[Task to carry out]
Your task is to copy the listing exactly. Drop any pictures from the copy.

[Records for this exercise]
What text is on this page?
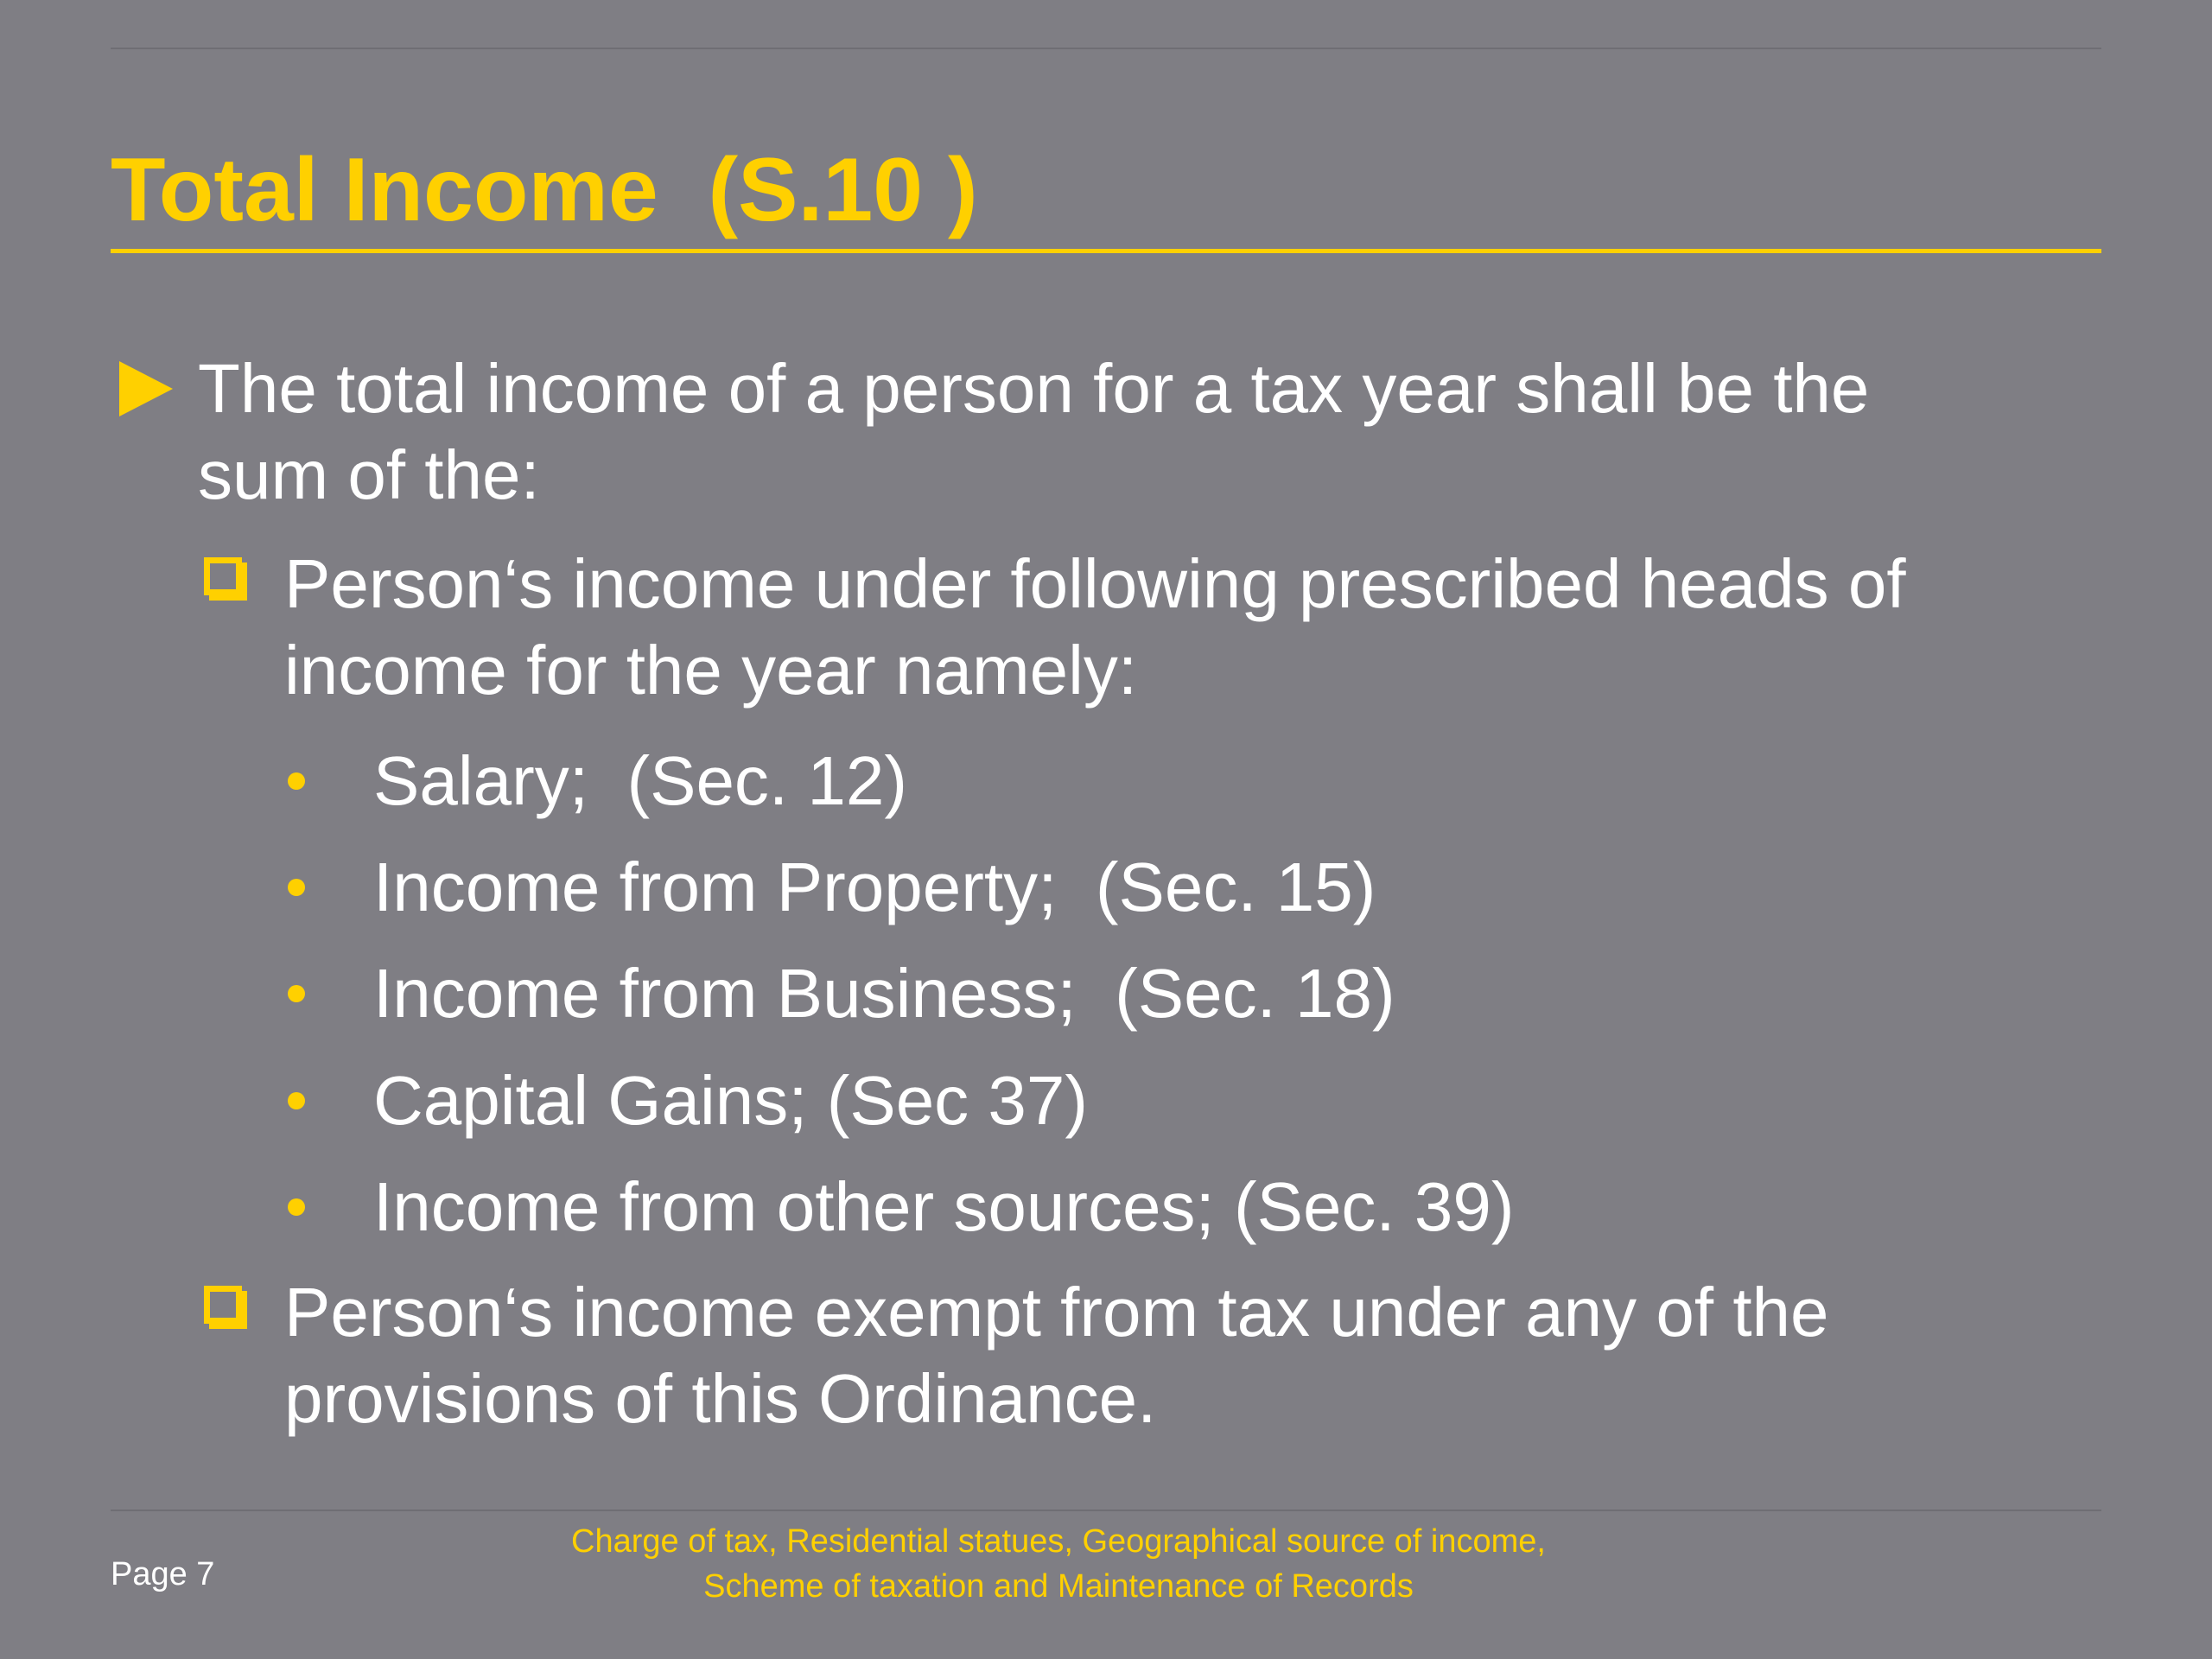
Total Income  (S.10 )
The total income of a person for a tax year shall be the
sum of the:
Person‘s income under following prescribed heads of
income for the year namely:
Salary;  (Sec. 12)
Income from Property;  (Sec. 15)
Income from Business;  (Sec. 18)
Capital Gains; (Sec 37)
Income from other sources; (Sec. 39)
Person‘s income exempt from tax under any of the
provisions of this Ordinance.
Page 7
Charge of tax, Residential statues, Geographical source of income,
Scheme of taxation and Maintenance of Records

[Reply to the task]
What text is on this page?
Total Income  (S.10 )
The total income of a person for a tax year shall be the
sum of the:
Person‘s income under following prescribed heads of
income for the year namely:
Salary;  (Sec. 12)
Income from Property;  (Sec. 15)
Income from Business;  (Sec. 18)
Capital Gains; (Sec 37)
Income from other sources; (Sec. 39)
Person‘s income exempt from tax under any of the
provisions of this Ordinance.
Page 7
Charge of tax, Residential statues, Geographical source of income,
Scheme of taxation and Maintenance of Records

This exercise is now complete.